TASK STATEMENT: All entries below need to be written out exactly, but without their pictures.

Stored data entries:

┌────────

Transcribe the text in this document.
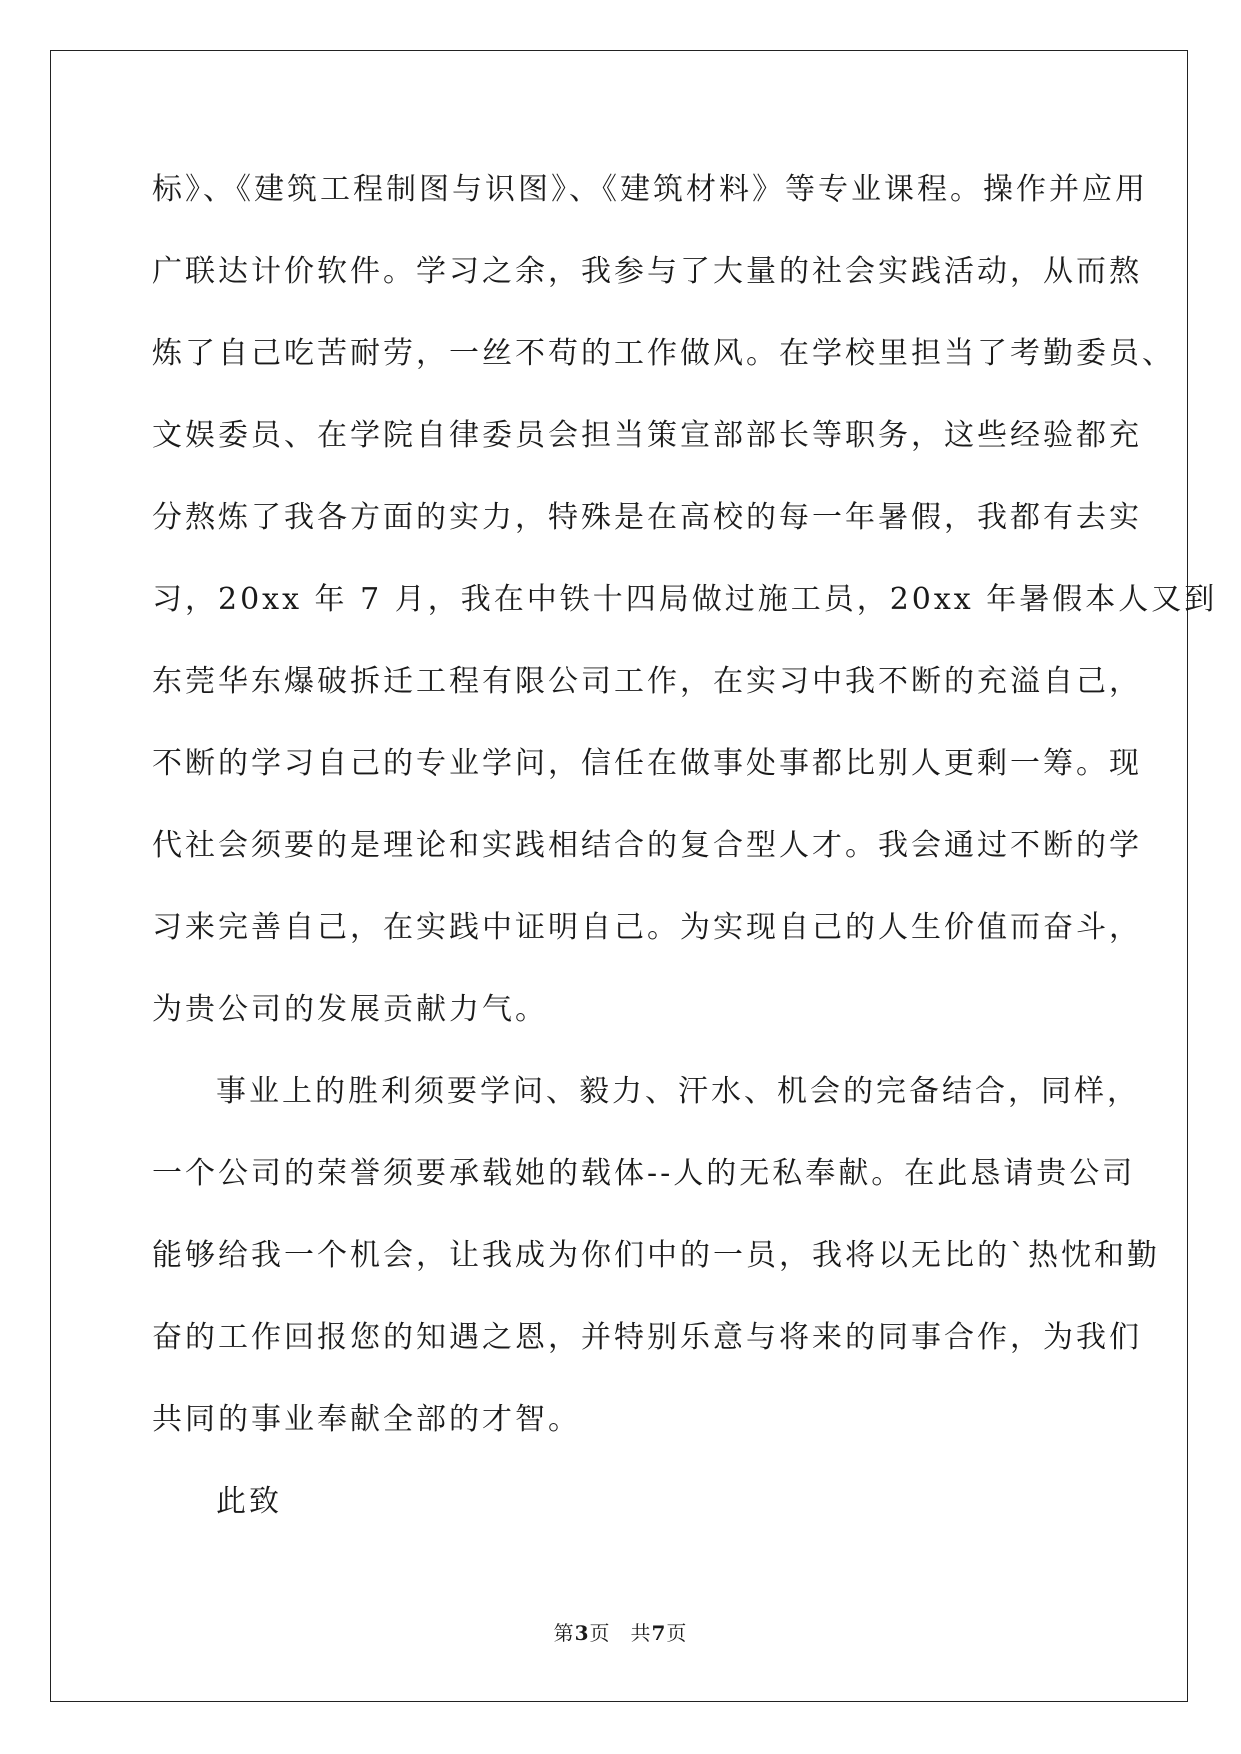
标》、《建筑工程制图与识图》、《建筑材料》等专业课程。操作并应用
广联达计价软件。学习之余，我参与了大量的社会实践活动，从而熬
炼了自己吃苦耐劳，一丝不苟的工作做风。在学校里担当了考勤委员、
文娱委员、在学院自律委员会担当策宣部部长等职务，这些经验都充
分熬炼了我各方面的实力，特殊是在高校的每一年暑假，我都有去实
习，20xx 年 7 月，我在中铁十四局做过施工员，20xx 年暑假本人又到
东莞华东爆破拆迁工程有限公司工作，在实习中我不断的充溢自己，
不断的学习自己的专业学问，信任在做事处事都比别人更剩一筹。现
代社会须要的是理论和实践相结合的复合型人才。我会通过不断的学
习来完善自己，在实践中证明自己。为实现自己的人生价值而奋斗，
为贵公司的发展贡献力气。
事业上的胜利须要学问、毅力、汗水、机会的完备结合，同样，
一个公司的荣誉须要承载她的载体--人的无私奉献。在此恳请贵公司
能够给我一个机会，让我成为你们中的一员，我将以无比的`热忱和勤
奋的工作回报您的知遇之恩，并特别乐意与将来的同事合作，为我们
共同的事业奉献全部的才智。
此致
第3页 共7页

└────────

FINISHED ANSWER:
Transcribe the text in this document.
标》、《建筑工程制图与识图》、《建筑材料》等专业课程。操作并应用
广联达计价软件。学习之余，我参与了大量的社会实践活动，从而熬
炼了自己吃苦耐劳，一丝不苟的工作做风。在学校里担当了考勤委员、
文娱委员、在学院自律委员会担当策宣部部长等职务，这些经验都充
分熬炼了我各方面的实力，特殊是在高校的每一年暑假，我都有去实
习，20xx 年 7 月，我在中铁十四局做过施工员，20xx 年暑假本人又到
东莞华东爆破拆迁工程有限公司工作，在实习中我不断的充溢自己，
不断的学习自己的专业学问，信任在做事处事都比别人更剩一筹。现
代社会须要的是理论和实践相结合的复合型人才。我会通过不断的学
习来完善自己，在实践中证明自己。为实现自己的人生价值而奋斗，
为贵公司的发展贡献力气。
事业上的胜利须要学问、毅力、汗水、机会的完备结合，同样，
一个公司的荣誉须要承载她的载体--人的无私奉献。在此恳请贵公司
能够给我一个机会，让我成为你们中的一员，我将以无比的`热忱和勤
奋的工作回报您的知遇之恩，并特别乐意与将来的同事合作，为我们
共同的事业奉献全部的才智。
此致
第3页 共7页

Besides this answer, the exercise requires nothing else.